## Direction:
Make an exact copy of the entries, and keep any pictures out of it.

## Records for the exercise:
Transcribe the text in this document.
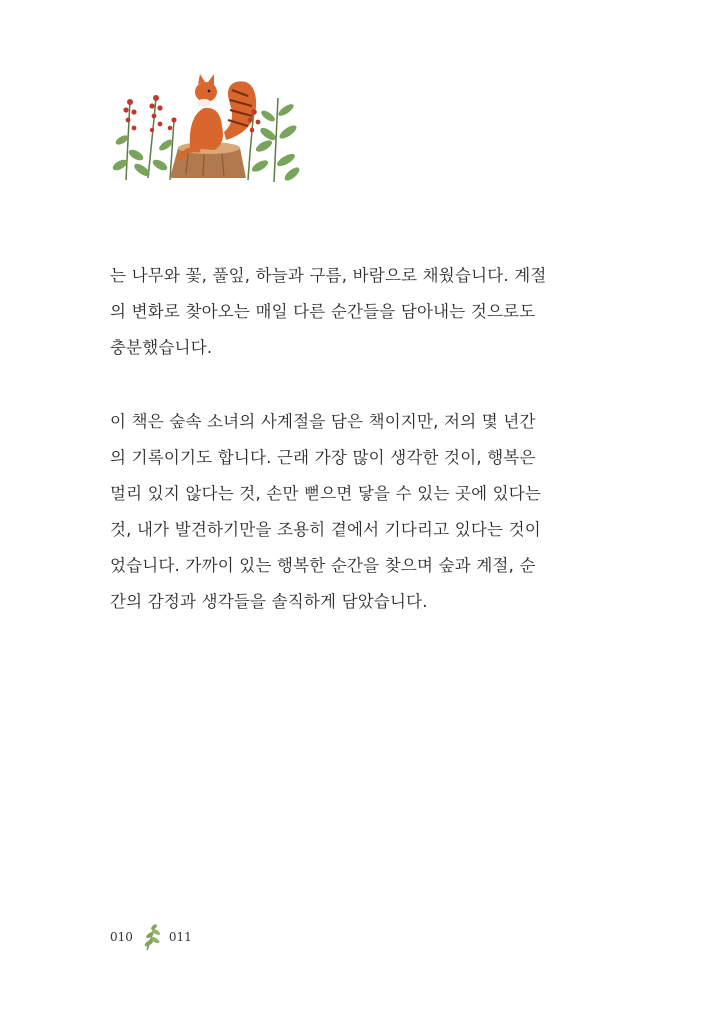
는 나무와 꽃, 풀잎, 하늘과 구름, 바람으로 채웠습니다. 계절
의 변화로 찾아오는 매일 다른 순간들을 담아내는 것으로도
충분했습니다.

이 책은 숲속 소녀의 사계절을 담은 책이지만, 저의 몇 년간
의 기록이기도 합니다. 근래 가장 많이 생각한 것이, 행복은
멀리 있지 않다는 것, 손만 뻗으면 닿을 수 있는 곳에 있다는
것, 내가 발견하기만을 조용히 곁에서 기다리고 있다는 것이
었습니다. 가까이 있는 행복한 순간을 찾으며 숲과 계절, 순
간의 감정과 생각들을 솔직하게 담았습니다.

010	011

## The completed task:
Transcribe the text in this document.
는 나무와 꽃, 풀잎, 하늘과 구름, 바람으로 채웠습니다. 계절
의 변화로 찾아오는 매일 다른 순간들을 담아내는 것으로도
충분했습니다.

이 책은 숲속 소녀의 사계절을 담은 책이지만, 저의 몇 년간
의 기록이기도 합니다. 근래 가장 많이 생각한 것이, 행복은
멀리 있지 않다는 것, 손만 뻗으면 닿을 수 있는 곳에 있다는
것, 내가 발견하기만을 조용히 곁에서 기다리고 있다는 것이
었습니다. 가까이 있는 행복한 순간을 찾으며 숲과 계절, 순
간의 감정과 생각들을 솔직하게 담았습니다.

010	011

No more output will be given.